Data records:
=-=-=-=-=

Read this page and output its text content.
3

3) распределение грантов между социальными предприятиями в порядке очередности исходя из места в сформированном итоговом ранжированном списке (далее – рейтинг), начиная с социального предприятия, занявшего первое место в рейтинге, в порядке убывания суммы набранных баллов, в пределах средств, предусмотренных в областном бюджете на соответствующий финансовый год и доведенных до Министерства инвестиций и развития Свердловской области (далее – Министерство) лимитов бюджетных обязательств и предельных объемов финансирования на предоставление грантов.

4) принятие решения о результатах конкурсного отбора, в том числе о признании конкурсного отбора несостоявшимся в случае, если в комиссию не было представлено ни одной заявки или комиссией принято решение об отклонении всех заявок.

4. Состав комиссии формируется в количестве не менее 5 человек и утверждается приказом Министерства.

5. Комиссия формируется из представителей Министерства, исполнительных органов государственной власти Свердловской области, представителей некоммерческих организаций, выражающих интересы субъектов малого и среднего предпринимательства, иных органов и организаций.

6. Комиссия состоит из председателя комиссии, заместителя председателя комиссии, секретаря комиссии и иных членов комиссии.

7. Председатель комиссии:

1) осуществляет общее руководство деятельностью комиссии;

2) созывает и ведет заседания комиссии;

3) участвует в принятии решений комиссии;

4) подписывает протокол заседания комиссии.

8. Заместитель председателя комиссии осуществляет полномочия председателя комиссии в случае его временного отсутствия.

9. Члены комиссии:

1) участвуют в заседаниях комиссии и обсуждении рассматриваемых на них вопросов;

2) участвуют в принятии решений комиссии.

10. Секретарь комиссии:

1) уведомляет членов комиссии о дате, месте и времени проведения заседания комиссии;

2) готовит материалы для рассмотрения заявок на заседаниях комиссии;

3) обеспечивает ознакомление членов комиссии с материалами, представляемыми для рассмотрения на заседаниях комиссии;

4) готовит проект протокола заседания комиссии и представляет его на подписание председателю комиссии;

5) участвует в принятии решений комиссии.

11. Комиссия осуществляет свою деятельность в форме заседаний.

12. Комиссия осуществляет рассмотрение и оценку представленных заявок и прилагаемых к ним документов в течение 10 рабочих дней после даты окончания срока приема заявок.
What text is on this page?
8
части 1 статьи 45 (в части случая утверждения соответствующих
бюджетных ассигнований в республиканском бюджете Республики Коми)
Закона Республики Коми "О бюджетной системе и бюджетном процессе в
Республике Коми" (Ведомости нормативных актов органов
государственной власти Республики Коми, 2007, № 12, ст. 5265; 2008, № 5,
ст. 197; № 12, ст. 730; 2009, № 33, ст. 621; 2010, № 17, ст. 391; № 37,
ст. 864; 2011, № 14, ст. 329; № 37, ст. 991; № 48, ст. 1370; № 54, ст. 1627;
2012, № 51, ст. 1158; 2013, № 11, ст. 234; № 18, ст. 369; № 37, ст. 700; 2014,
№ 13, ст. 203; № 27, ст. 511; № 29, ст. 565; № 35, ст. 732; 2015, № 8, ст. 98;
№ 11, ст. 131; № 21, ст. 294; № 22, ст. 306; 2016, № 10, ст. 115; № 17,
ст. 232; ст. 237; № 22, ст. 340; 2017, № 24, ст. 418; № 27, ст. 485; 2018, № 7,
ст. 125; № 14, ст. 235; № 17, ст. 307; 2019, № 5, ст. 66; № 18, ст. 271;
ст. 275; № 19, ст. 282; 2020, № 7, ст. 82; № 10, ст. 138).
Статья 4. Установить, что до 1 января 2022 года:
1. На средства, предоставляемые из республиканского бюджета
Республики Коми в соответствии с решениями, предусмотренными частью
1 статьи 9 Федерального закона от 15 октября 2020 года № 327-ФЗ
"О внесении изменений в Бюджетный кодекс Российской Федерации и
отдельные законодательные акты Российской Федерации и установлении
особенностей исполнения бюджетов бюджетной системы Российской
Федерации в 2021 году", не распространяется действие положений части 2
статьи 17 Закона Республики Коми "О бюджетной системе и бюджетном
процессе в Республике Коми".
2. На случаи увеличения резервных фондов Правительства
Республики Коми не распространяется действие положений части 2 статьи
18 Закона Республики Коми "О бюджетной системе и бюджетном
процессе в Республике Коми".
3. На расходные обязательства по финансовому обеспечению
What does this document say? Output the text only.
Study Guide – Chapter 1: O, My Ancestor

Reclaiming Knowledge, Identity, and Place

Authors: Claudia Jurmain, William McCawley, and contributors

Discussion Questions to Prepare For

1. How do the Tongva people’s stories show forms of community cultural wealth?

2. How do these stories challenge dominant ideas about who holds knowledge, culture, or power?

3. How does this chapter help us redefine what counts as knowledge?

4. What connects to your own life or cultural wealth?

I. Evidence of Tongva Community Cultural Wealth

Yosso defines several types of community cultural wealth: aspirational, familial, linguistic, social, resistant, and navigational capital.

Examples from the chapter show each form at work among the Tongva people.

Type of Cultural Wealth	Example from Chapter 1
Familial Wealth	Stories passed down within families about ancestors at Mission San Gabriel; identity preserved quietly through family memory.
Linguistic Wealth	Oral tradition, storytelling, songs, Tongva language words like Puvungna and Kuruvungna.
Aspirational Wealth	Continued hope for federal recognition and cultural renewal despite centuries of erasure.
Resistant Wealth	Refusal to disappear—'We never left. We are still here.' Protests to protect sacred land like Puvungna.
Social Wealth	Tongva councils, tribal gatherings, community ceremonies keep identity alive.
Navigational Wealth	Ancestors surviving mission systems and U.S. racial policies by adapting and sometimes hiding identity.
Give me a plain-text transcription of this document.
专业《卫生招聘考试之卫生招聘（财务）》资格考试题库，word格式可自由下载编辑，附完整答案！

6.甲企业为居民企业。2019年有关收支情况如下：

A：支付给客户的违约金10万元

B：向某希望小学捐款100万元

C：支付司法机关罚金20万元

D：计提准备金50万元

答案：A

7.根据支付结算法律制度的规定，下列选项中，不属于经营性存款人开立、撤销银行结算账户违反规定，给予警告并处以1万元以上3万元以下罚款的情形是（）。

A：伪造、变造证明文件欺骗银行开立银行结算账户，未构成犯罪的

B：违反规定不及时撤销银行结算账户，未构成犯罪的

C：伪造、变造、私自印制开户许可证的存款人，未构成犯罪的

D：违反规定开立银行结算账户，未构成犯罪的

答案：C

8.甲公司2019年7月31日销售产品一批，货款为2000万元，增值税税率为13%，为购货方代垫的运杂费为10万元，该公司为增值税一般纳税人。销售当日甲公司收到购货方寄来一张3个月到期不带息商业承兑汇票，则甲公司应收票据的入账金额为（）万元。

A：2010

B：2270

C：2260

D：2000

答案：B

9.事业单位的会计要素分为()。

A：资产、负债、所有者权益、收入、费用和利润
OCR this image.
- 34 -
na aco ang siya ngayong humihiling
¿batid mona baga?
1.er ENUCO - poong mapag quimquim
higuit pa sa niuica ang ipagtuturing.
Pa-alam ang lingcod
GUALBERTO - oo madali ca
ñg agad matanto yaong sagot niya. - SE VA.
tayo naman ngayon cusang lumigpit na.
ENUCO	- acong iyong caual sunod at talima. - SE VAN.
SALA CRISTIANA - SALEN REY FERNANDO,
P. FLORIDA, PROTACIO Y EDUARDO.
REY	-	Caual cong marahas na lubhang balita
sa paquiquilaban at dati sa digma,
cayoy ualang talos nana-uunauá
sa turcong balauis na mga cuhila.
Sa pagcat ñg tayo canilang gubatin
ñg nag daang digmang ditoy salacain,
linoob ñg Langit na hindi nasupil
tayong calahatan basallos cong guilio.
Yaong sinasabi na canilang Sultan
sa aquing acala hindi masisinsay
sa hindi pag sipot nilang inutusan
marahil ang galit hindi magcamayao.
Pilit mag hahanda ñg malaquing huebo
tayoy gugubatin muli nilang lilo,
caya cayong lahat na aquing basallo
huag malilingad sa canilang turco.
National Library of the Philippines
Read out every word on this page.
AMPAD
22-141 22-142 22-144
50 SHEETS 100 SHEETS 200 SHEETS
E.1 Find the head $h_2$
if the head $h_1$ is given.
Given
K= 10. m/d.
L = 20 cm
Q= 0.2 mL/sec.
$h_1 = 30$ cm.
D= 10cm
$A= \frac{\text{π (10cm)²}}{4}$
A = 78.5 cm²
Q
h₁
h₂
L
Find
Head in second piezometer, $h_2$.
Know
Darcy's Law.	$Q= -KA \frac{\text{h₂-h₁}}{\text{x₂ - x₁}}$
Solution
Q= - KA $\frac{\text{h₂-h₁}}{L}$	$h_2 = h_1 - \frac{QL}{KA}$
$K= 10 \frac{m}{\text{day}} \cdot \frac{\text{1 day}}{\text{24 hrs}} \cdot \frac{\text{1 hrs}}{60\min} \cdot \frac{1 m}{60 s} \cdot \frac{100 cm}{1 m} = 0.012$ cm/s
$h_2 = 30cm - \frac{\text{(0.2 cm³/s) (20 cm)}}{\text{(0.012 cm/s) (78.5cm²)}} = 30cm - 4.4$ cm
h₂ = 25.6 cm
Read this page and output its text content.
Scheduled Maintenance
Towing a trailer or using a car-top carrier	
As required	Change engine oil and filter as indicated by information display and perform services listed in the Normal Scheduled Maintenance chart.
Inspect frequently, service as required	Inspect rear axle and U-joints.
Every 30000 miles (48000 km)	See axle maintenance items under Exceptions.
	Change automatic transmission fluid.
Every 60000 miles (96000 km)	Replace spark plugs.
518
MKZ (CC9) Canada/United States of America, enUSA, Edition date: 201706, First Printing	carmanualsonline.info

=-=-=-=-=

Identify and copy the lines holding the word "части".

Expected output:
части 1 статьи 45 (в части случая утверждения соответствующих
Федерации в 2021 году", не распространяется действие положений части 2
Республики Коми не распространяется действие положений части 2 статьи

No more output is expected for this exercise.